begin Task material

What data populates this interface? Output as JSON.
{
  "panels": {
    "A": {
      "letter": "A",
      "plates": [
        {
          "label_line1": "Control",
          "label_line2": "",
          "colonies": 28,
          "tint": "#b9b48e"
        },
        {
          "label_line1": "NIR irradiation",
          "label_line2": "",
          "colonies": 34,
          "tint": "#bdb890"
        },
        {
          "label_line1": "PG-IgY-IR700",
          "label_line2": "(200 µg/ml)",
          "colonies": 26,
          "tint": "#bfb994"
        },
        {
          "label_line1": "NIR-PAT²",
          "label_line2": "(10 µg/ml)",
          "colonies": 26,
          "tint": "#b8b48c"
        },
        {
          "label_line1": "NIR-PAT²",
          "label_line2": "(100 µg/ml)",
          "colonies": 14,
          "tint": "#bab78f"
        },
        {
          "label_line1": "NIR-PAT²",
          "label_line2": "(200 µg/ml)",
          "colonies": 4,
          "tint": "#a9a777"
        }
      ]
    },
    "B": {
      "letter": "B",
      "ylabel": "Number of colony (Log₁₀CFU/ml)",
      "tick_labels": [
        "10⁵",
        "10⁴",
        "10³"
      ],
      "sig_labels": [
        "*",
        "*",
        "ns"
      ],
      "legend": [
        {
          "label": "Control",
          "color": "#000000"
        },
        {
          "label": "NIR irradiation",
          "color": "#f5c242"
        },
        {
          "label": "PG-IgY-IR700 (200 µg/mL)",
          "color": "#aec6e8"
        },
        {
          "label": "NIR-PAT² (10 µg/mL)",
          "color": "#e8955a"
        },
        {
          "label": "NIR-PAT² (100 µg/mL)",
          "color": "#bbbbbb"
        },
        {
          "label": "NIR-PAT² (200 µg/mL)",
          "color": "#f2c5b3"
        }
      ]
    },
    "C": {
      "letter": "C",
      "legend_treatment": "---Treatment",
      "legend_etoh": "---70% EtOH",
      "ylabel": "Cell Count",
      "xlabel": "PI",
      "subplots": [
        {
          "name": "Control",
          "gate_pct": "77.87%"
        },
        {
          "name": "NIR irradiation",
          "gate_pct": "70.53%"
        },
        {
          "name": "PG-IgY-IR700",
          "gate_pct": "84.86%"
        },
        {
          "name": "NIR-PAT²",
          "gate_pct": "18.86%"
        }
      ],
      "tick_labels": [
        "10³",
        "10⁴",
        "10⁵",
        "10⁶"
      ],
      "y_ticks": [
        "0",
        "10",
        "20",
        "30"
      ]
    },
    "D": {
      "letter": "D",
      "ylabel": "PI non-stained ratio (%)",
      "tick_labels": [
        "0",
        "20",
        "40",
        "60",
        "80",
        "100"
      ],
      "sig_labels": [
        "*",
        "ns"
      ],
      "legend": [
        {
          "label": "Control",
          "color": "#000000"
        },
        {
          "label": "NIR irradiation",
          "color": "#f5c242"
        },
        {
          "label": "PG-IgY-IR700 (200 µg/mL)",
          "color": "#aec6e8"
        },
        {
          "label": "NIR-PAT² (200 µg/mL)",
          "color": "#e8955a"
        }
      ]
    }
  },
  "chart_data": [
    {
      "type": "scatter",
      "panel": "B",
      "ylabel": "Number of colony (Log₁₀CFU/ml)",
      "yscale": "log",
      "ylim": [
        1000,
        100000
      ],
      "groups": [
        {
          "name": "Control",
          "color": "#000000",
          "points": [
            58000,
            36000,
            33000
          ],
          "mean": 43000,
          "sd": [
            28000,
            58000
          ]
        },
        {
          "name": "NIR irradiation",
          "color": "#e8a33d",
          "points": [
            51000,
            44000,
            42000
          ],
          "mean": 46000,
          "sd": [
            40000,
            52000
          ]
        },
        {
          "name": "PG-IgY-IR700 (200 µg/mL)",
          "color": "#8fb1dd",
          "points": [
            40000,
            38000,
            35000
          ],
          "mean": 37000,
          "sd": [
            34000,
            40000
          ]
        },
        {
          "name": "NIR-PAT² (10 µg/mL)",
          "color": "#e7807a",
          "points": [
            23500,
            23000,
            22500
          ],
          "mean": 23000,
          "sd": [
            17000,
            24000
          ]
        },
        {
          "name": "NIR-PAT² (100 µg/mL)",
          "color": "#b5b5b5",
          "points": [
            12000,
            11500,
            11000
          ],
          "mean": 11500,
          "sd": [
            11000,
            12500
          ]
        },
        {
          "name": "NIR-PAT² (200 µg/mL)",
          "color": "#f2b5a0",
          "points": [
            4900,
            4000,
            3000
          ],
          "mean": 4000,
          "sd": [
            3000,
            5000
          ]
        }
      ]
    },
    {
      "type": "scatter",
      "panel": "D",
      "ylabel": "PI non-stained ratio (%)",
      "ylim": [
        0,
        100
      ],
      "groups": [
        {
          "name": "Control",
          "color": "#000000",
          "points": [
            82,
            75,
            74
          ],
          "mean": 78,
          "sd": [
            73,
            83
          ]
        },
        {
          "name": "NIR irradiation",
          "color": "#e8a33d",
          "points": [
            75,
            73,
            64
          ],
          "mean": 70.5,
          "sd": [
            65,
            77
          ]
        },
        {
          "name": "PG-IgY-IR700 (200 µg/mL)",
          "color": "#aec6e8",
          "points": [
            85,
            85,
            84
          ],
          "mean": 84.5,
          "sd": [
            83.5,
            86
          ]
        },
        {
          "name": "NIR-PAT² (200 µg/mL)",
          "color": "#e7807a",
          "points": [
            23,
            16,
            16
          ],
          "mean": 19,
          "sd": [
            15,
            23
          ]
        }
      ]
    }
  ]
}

end Task material

Work to be completed | Write out every record verbatim.

Response to this exercise |
What data populates this interface? Output as JSON.
{
  "panels": {
    "A": {
      "letter": "A",
      "plates": [
        {
          "label_line1": "Control",
          "label_line2": "",
          "colonies": 28,
          "tint": "#b9b48e"
        },
        {
          "label_line1": "NIR irradiation",
          "label_line2": "",
          "colonies": 34,
          "tint": "#bdb890"
        },
        {
          "label_line1": "PG-IgY-IR700",
          "label_line2": "(200 µg/ml)",
          "colonies": 26,
          "tint": "#bfb994"
        },
        {
          "label_line1": "NIR-PAT²",
          "label_line2": "(10 µg/ml)",
          "colonies": 26,
          "tint": "#b8b48c"
        },
        {
          "label_line1": "NIR-PAT²",
          "label_line2": "(100 µg/ml)",
          "colonies": 14,
          "tint": "#bab78f"
        },
        {
          "label_line1": "NIR-PAT²",
          "label_line2": "(200 µg/ml)",
          "colonies": 4,
          "tint": "#a9a777"
        }
      ]
    },
    "B": {
      "letter": "B",
      "ylabel": "Number of colony (Log₁₀CFU/ml)",
      "tick_labels": [
        "10⁵",
        "10⁴",
        "10³"
      ],
      "sig_labels": [
        "*",
        "*",
        "ns"
      ],
      "legend": [
        {
          "label": "Control",
          "color": "#000000"
        },
        {
          "label": "NIR irradiation",
          "color": "#f5c242"
        },
        {
          "label": "PG-IgY-IR700 (200 µg/mL)",
          "color": "#aec6e8"
        },
        {
          "label": "NIR-PAT² (10 µg/mL)",
          "color": "#e8955a"
        },
        {
          "label": "NIR-PAT² (100 µg/mL)",
          "color": "#bbbbbb"
        },
        {
          "label": "NIR-PAT² (200 µg/mL)",
          "color": "#f2c5b3"
        }
      ]
    },
    "C": {
      "letter": "C",
      "legend_treatment": "---Treatment",
      "legend_etoh": "---70% EtOH",
      "ylabel": "Cell Count",
      "xlabel": "PI",
      "subplots": [
        {
          "name": "Control",
          "gate_pct": "77.87%"
        },
        {
          "name": "NIR irradiation",
          "gate_pct": "70.53%"
        },
        {
          "name": "PG-IgY-IR700",
          "gate_pct": "84.86%"
        },
        {
          "name": "NIR-PAT²",
          "gate_pct": "18.86%"
        }
      ],
      "tick_labels": [
        "10³",
        "10⁴",
        "10⁵",
        "10⁶"
      ],
      "y_ticks": [
        "0",
        "10",
        "20",
        "30"
      ]
    },
    "D": {
      "letter": "D",
      "ylabel": "PI non-stained ratio (%)",
      "tick_labels": [
        "0",
        "20",
        "40",
        "60",
        "80",
        "100"
      ],
      "sig_labels": [
        "*",
        "ns"
      ],
      "legend": [
        {
          "label": "Control",
          "color": "#000000"
        },
        {
          "label": "NIR irradiation",
          "color": "#f5c242"
        },
        {
          "label": "PG-IgY-IR700 (200 µg/mL)",
          "color": "#aec6e8"
        },
        {
          "label": "NIR-PAT² (200 µg/mL)",
          "color": "#e8955a"
        }
      ]
    }
  },
  "chart_data": [
    {
      "type": "scatter",
      "panel": "B",
      "ylabel": "Number of colony (Log₁₀CFU/ml)",
      "yscale": "log",
      "ylim": [
        1000,
        100000
      ],
      "groups": [
        {
          "name": "Control",
          "color": "#000000",
          "points": [
            58000,
            36000,
            33000
          ],
          "mean": 43000,
          "sd": [
            28000,
            58000
          ]
        },
        {
          "name": "NIR irradiation",
          "color": "#e8a33d",
          "points": [
            51000,
            44000,
            42000
          ],
          "mean": 46000,
          "sd": [
            40000,
            52000
          ]
        },
        {
          "name": "PG-IgY-IR700 (200 µg/mL)",
          "color": "#8fb1dd",
          "points": [
            40000,
            38000,
            35000
          ],
          "mean": 37000,
          "sd": [
            34000,
            40000
          ]
        },
        {
          "name": "NIR-PAT² (10 µg/mL)",
          "color": "#e7807a",
          "points": [
            23500,
            23000,
            22500
          ],
          "mean": 23000,
          "sd": [
            17000,
            24000
          ]
        },
        {
          "name": "NIR-PAT² (100 µg/mL)",
          "color": "#b5b5b5",
          "points": [
            12000,
            11500,
            11000
          ],
          "mean": 11500,
          "sd": [
            11000,
            12500
          ]
        },
        {
          "name": "NIR-PAT² (200 µg/mL)",
          "color": "#f2b5a0",
          "points": [
            4900,
            4000,
            3000
          ],
          "mean": 4000,
          "sd": [
            3000,
            5000
          ]
        }
      ]
    },
    {
      "type": "scatter",
      "panel": "D",
      "ylabel": "PI non-stained ratio (%)",
      "ylim": [
        0,
        100
      ],
      "groups": [
        {
          "name": "Control",
          "color": "#000000",
          "points": [
            82,
            75,
            74
          ],
          "mean": 78,
          "sd": [
            73,
            83
          ]
        },
        {
          "name": "NIR irradiation",
          "color": "#e8a33d",
          "points": [
            75,
            73,
            64
          ],
          "mean": 70.5,
          "sd": [
            65,
            77
          ]
        },
        {
          "name": "PG-IgY-IR700 (200 µg/mL)",
          "color": "#aec6e8",
          "points": [
            85,
            85,
            84
          ],
          "mean": 84.5,
          "sd": [
            83.5,
            86
          ]
        },
        {
          "name": "NIR-PAT² (200 µg/mL)",
          "color": "#e7807a",
          "points": [
            23,
            16,
            16
          ],
          "mean": 19,
          "sd": [
            15,
            23
          ]
        }
      ]
    }
  ]
}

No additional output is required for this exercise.